_Prompt_
Within the listing below, locate all lines containing the word "External". Copy each one.

_Entries supplied_

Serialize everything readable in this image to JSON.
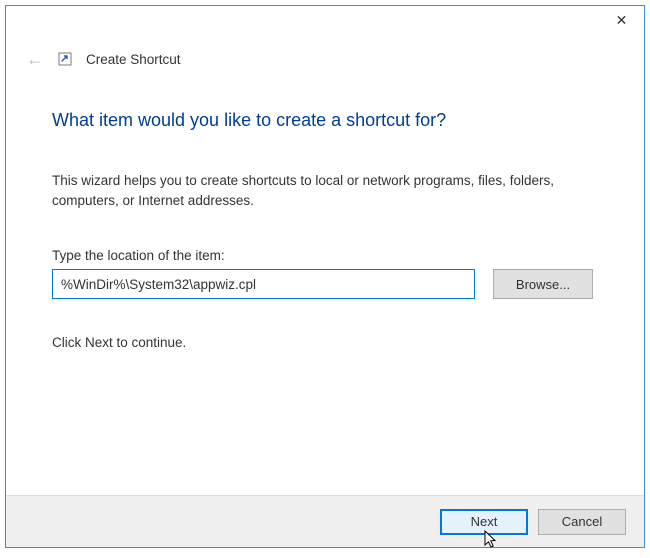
{
  "header": {
    "title": "Create Shortcut"
  },
  "content": {
    "heading": "What item would you like to create a shortcut for?",
    "description": "This wizard helps you to create shortcuts to local or network programs, files, folders, computers, or Internet addresses.",
    "input_label": "Type the location of the item:",
    "input_value": "%WinDir%\\System32\\appwiz.cpl",
    "browse_label": "Browse...",
    "continue_text": "Click Next to continue."
  },
  "footer": {
    "next_label": "Next",
    "cancel_label": "Cancel"
  }
}
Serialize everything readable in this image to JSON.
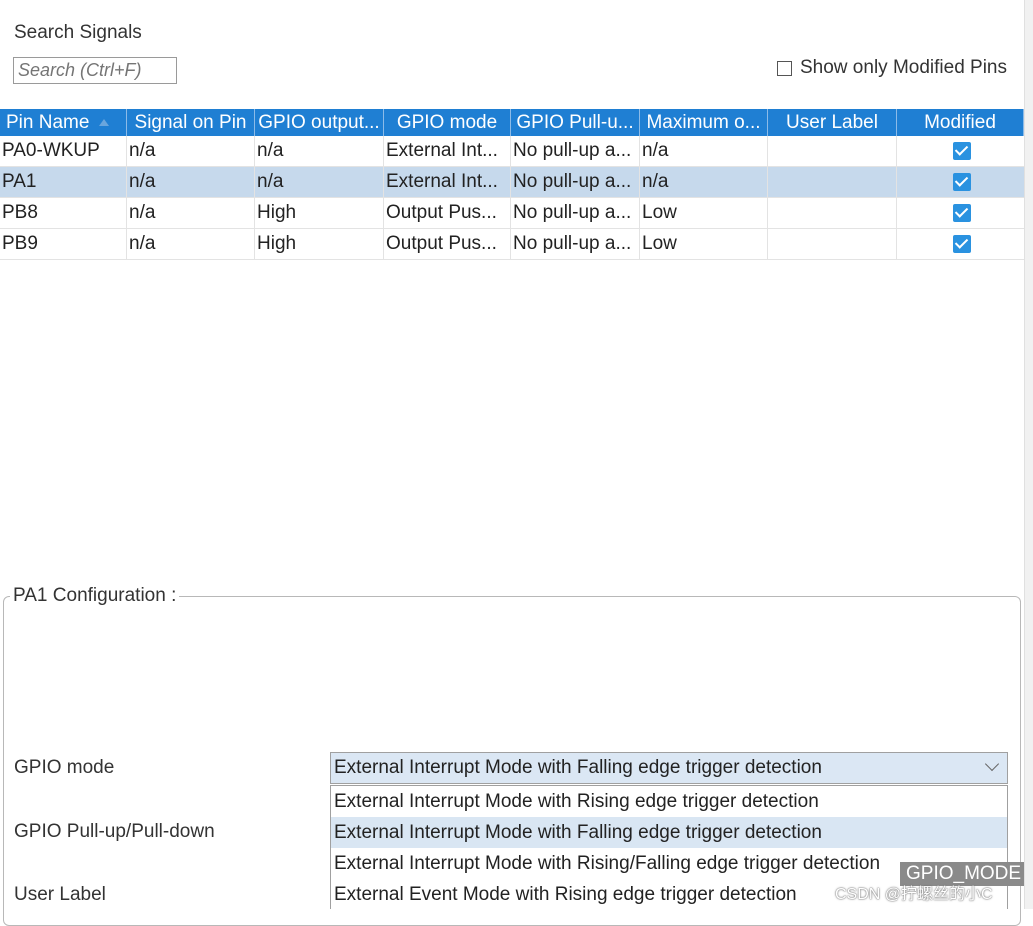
{
  "search": {
    "title": "Search Signals",
    "placeholder": "Search (Ctrl+F)"
  },
  "filter": {
    "show_modified_label": "Show only Modified Pins",
    "checked": false
  },
  "table": {
    "columns": [
      "Pin Name",
      "Signal on Pin",
      "GPIO output...",
      "GPIO mode",
      "GPIO Pull-u...",
      "Maximum o...",
      "User Label",
      "Modified"
    ],
    "sorted_column": "Pin Name",
    "rows": [
      {
        "pin": "PA0-WKUP",
        "signal": "n/a",
        "output": "n/a",
        "mode": "External Int...",
        "pull": "No pull-up a...",
        "max": "n/a",
        "label": "",
        "modified": true
      },
      {
        "pin": "PA1",
        "signal": "n/a",
        "output": "n/a",
        "mode": "External Int...",
        "pull": "No pull-up a...",
        "max": "n/a",
        "label": "",
        "modified": true,
        "selected": true
      },
      {
        "pin": "PB8",
        "signal": "n/a",
        "output": "High",
        "mode": "Output Pus...",
        "pull": "No pull-up a...",
        "max": "Low",
        "label": "",
        "modified": true
      },
      {
        "pin": "PB9",
        "signal": "n/a",
        "output": "High",
        "mode": "Output Pus...",
        "pull": "No pull-up a...",
        "max": "Low",
        "label": "",
        "modified": true
      }
    ]
  },
  "config": {
    "legend": "PA1 Configuration :",
    "gpio_mode_label": "GPIO mode",
    "pull_label": "GPIO Pull-up/Pull-down",
    "user_label_label": "User Label",
    "gpio_mode_value": "External Interrupt Mode with Falling edge trigger detection",
    "options": [
      "External Interrupt Mode with Rising edge trigger detection",
      "External Interrupt Mode with Falling edge trigger detection",
      "External Interrupt Mode with Rising/Falling edge trigger detection",
      "External Event Mode with Rising edge trigger detection"
    ],
    "highlighted_option": 1
  },
  "tooltip": "GPIO_MODE",
  "watermark": "CSDN @拧螺丝的小C"
}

_The result_
        "mode": "External Int...",
        "mode": "External Int...",
    "gpio_mode_value": "External Interrupt Mode with Falling edge trigger detection",
      "External Interrupt Mode with Rising edge trigger detection",
      "External Interrupt Mode with Falling edge trigger detection",
      "External Interrupt Mode with Rising/Falling edge trigger detection",
      "External Event Mode with Rising edge trigger detection"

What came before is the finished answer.